▶ **Excerpted text**

——

Following the arrest of Golden Dawn’s leaders, it was again the anti-fascist movement that kept the focus on the trial and exercised pressure against efforts to whitewash Golden Dawn. Two initiatives were instrumental in the eventual conviction of the neo-Nazi party as a criminal organization: the JailGoldenDawn network of anti-fascist lawyers, who launched a civil action suit against Golden Dawn, and the Golden Dawn Watch, a joint initiative of several anti-fascist and human rights organisations to monitor the trial.

The children of Golden Dawn

While in 2020 it seemed that fascism was defeated in Greece, recent experience has shown that Golden Dawn’s ideas have made breakthroughs in impoverished Greek society and ideologies of hate gained further acceptance. Indeed, just three years after the conviction of a neo-Nazi party, three far-right parties were voted to the parliament in the July 2023 elections, with the heirs of Golden Dawn, the Spartans, gaining 4.7 per cent, the ultra-Orthodox Niki (‘Victory’) gaining 3.7 per cent and the conspiracy theory-prone party Elliniki Lysi (‘Greek Solution’) gaining 4.4 per cent. In total, far right formations received 14.2 per cent of the vote.

——

▶ **Available data**
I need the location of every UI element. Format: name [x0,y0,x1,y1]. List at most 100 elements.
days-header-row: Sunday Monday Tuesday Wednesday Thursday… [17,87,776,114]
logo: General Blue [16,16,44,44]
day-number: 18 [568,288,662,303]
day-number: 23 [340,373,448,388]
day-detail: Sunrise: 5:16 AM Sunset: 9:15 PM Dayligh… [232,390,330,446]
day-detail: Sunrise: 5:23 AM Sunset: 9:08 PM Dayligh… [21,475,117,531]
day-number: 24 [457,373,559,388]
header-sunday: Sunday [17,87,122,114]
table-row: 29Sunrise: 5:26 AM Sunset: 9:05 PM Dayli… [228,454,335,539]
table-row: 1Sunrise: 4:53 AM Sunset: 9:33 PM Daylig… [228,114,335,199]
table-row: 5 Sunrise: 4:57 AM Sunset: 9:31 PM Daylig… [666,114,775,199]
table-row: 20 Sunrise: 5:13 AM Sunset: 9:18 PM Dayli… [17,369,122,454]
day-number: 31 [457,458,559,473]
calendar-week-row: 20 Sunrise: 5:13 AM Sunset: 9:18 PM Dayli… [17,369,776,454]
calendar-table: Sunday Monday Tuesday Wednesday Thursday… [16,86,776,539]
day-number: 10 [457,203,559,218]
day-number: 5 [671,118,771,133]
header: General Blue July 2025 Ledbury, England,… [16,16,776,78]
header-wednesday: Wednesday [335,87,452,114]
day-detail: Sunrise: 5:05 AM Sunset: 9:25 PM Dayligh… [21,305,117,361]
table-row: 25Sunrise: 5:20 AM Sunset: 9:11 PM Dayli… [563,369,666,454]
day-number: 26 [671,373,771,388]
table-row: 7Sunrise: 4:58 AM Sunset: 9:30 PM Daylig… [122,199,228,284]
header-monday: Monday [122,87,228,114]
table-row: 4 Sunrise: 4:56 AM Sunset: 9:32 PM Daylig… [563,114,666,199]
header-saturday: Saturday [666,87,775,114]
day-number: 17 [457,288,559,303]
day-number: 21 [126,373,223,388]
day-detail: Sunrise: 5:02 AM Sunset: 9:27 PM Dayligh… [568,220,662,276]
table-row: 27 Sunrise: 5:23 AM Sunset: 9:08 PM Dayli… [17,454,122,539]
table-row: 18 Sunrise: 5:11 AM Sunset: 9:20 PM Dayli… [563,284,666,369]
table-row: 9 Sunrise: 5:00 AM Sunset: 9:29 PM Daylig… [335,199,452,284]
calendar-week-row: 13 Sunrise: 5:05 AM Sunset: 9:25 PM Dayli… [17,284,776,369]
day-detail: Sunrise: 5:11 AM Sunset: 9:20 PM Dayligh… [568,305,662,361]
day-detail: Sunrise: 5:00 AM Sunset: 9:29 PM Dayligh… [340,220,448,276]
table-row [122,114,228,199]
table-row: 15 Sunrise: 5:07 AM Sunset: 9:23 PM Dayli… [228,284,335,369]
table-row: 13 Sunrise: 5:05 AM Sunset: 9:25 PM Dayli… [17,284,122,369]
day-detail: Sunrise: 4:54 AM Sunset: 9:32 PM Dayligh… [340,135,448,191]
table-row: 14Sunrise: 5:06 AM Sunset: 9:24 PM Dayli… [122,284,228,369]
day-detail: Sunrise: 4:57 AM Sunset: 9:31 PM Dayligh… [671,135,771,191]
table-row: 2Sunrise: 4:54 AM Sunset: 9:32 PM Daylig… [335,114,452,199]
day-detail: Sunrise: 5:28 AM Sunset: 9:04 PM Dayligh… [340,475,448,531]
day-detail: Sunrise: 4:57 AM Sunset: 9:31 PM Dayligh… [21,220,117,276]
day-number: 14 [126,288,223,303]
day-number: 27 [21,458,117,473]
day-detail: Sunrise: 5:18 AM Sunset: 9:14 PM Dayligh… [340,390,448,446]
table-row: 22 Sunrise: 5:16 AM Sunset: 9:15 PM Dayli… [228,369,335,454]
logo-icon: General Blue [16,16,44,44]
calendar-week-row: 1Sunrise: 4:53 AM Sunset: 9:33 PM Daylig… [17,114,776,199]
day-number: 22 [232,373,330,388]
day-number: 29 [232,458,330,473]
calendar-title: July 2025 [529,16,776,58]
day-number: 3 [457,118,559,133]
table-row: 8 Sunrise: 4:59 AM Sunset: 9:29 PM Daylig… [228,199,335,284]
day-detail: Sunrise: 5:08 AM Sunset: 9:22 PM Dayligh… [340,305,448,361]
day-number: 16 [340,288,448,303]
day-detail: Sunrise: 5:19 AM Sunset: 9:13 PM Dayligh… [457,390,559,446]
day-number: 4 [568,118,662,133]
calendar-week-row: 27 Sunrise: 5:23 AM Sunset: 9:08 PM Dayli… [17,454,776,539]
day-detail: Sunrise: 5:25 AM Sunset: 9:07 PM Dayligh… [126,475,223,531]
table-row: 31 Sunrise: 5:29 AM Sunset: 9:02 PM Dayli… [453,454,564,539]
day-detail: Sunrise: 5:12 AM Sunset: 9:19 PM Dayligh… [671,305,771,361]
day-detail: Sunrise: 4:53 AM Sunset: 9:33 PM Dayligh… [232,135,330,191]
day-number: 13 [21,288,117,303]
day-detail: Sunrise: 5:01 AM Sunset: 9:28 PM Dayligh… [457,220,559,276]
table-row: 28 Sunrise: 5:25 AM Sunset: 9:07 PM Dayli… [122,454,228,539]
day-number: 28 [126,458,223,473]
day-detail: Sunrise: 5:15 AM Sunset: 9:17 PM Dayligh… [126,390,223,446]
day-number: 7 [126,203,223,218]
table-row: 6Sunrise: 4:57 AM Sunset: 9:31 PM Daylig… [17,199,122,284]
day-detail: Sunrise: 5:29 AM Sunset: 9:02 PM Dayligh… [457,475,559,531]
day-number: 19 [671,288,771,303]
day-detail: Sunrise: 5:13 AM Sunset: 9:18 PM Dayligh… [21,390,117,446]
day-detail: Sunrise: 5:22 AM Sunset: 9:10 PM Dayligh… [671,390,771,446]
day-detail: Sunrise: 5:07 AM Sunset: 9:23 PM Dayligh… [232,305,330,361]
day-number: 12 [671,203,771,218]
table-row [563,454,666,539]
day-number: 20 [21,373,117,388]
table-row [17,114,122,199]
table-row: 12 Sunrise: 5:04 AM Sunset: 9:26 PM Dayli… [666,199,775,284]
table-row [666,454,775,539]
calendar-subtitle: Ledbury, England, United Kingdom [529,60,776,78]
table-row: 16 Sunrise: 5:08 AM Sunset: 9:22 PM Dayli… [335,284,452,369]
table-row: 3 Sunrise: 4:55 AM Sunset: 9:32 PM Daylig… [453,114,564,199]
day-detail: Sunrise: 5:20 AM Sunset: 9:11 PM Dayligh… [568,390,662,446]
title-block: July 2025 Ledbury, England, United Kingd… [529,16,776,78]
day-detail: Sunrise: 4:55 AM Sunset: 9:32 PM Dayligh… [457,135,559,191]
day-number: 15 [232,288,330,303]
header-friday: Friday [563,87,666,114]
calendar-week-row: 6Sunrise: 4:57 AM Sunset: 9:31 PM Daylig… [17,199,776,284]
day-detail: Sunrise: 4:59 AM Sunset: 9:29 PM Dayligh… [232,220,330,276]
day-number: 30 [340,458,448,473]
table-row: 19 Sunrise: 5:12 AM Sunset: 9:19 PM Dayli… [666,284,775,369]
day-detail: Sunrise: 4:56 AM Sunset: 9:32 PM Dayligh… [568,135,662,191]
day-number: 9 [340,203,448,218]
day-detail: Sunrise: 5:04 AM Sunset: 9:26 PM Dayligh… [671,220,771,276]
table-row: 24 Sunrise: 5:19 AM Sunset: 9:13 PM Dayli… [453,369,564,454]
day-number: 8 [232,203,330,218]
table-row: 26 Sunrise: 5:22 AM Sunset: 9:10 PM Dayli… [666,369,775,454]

——

▶ **Exercise tasks**
**A)** Do these statements agree with the text on Golden Dawn? For each, answer yes or no and quote the deciding words. (i) The Spartans gained 4.7 per cent in the July 2023 elections. (ii) Two far-right parties entered parliament in the July 2023 elections. (iii) The JailGoldenDawn network was made up of human rights monitors.
**B)** According to the text on Golden Dawn, what total share of the vote did far-right formations receive?

▶ **Answer list**
**A)**
(i) Yes: "the heirs of Golden Dawn, the Spartans, gaining 4.7 per cent"
(ii) No: "three far-right parties were voted to the parliament in the July 2023 elections"
(iii) No: "the JailGoldenDawn network of anti-fascist lawyers, who launched a civil action suit against Golden Dawn"

**B)** 14.2 per cent